Begin PAGE EXCERPT
Secure by design: How Sifflet keeps your data safe

When considering granting a service such as Sifflet access to critical company data, data practitioners always have the same question: what is the risk of my data being accessed by unauthorized parties? And even if the service seems safe, will the compliance or security teams be okay with installing this service?

If you're considering adopting Sifflet’s data observability platform and want to know how we keep your data secure, this article is for you!

‍

ISO 27001 and SOC 2 compliance

Let's start with the fundamentals: Sifflet has earned ISO/IEC 27001 certification and SOC 2 attestation of compliance from an independent auditor.

Meeting the compliance requirements of these standards is only the first step. A well-known limitation of such audits is that they evaluate a company's security practices, not the security of the written and hosted software. So let's delve into the technology and how Sifflet keeps your data secure.

‍

How Sifflet protects your data

Sifflet is specifically designed with a few overreaching security principles:

Least privilege: Sifflet cannot alter your data and operates with as few permissions as possible.
No storage: Sifflet does not keep a copy of your data.
Single tenancy: Sifflet enforces strong isolation between customers.

Let's explore each one of these principles in detail.

‍

Least privilege

Sifflet cannot alter your data in any way.

Sifflet needs to be able to fetch information from your data sources. A data source is any system monitored by Sifflet, be it a database (PostgreSQL, MySQL, Oracle, etc.), a data warehouse (Snowflake, Redshift, etc.), a pipeline (Airflow), a business intelligence tool (PowerBI, Tableau, etc.), or any of the other integrations supported by Sifflet.

Our documentation carefully lists the minimal set of privileges Sifflet needs to be granted on each data source. In any case, Sifflet only needs read-only access. It's very strongly discouraged to grant Sifflet more permissions than what is described in the documentation. Of course, you should refrain from using the account used by Sifflet in any other system to keep an audit trail of what Sifflet does.

In some cases, Sifflet doesn't require permissions to your data systems. For example, you can directly push dbt run results and Airflow job results to Sifflet.

‍

No storage

Sifflet does not keep a copy of your data, not even single rows or columns.
End PAGE EXCERPT
Begin DATA EXCERPTS
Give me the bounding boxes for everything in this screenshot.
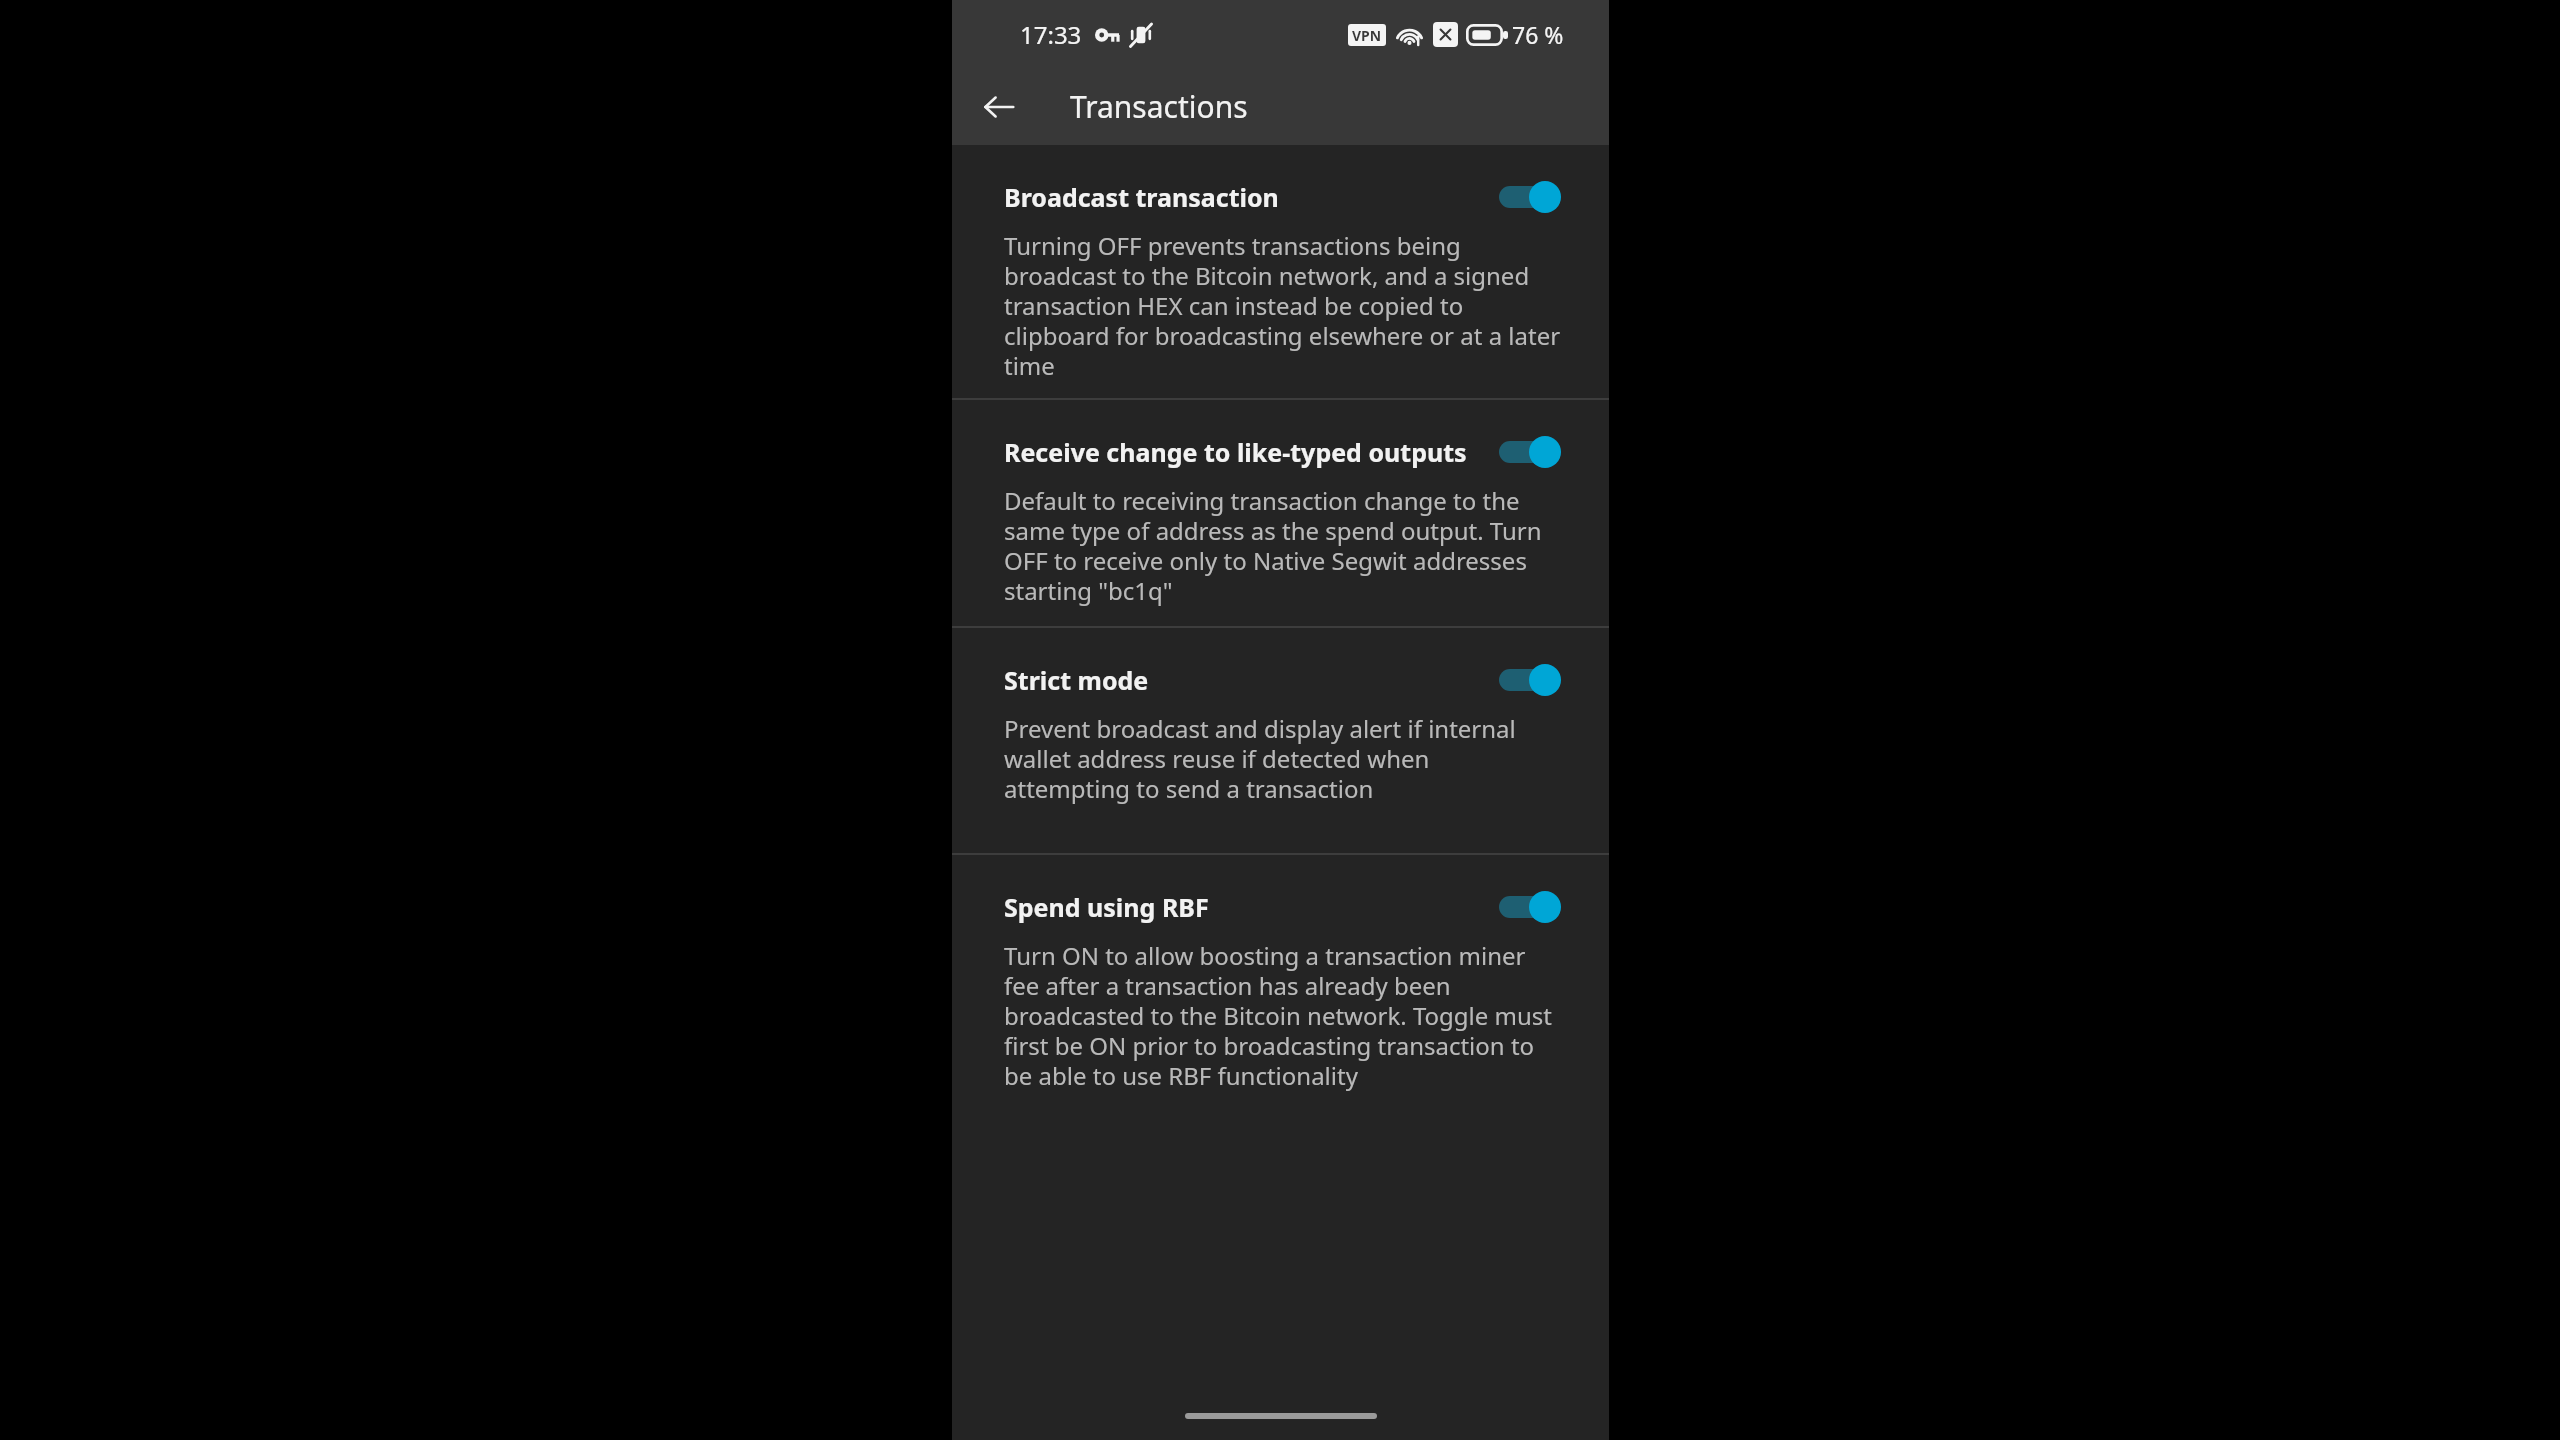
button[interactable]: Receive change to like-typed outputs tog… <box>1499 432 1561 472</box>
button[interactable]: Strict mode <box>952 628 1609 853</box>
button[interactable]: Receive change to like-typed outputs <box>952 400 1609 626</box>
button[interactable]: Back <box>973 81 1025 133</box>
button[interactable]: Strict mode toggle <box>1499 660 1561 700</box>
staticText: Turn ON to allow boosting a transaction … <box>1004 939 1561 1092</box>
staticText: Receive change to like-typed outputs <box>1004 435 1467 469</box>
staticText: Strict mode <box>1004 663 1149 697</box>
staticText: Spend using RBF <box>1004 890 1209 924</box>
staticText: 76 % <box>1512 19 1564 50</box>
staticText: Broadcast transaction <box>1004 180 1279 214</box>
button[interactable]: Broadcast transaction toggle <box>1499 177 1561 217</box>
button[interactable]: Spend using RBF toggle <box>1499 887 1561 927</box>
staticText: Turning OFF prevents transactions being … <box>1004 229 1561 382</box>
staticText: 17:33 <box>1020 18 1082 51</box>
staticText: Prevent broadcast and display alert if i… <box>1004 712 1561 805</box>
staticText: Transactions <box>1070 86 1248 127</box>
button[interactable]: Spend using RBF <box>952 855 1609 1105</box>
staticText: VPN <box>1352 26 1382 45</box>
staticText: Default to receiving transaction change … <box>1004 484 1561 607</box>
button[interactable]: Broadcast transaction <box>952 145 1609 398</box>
End DATA EXCERPTS
§ TASKS TO PERFORM:
1. Do these statements agree with the Sifflet security article? Answer yes or no for each and quote the deciding words verbatim: (a) Sifflet needs write access to a data source. (b) Sifflet keeps single rows of your data. (c) dbt run results can be pushed straight to Sifflet.
2. Write what comes next in the Sifflet security article, starting after its final sentence.
The lines have nothing to do with the Sifflet security article.

§ EXERCISE RESULTS:
1.
(a) No: "In any case, Sifflet only needs read-only access."
(b) No: "Sifflet does not keep a copy of your data, not even single rows or columns."
(c) Yes: "you can directly push dbt run results and Airflow job results to Sifflet."

2.
When the Sifflet application displays previews of a data source, the data is discarded from our systems as soon as it's displayed. In other words: should an attacker somehow be able to read from the Sifflet internal database, he wouldn't gain access to your data (in this scenario, an attacker wouldn't even get access to your database credentials, read more below). This also means that the few Sifflet support engineers with privileged access to production databases can't see customer data either, making GDPR compliance easier for customers operating in the European Union.

If you ever choose to stop working with Sifflet, you can revoke the credentials used by Sifflet, and your Sifflet instance will immediately terminate access to your data.

Let's dive into an example of Sifflet's no-storage security principle. Sifflet can display rows that fail a data quality rule. To implement this, Sifflet doesn't store the actual failing row. Sifflet stores a reference to the data - the data source in which the row is located, the table, and the position. The row is then fetched from this reference only when displayed and is never kept in any Sifflet system.

Additionally, Sifflet doesn't store any credentials required to connect to data sources in the central database. A separate secret manager is used instead. The secret manager enforces a robust audit trail and tight access control.

The only thing that Sifflet stores are the metadata related to your data sources, such as table and column names.

‍

Single tenancy

Sifflet customers are isolated from one another.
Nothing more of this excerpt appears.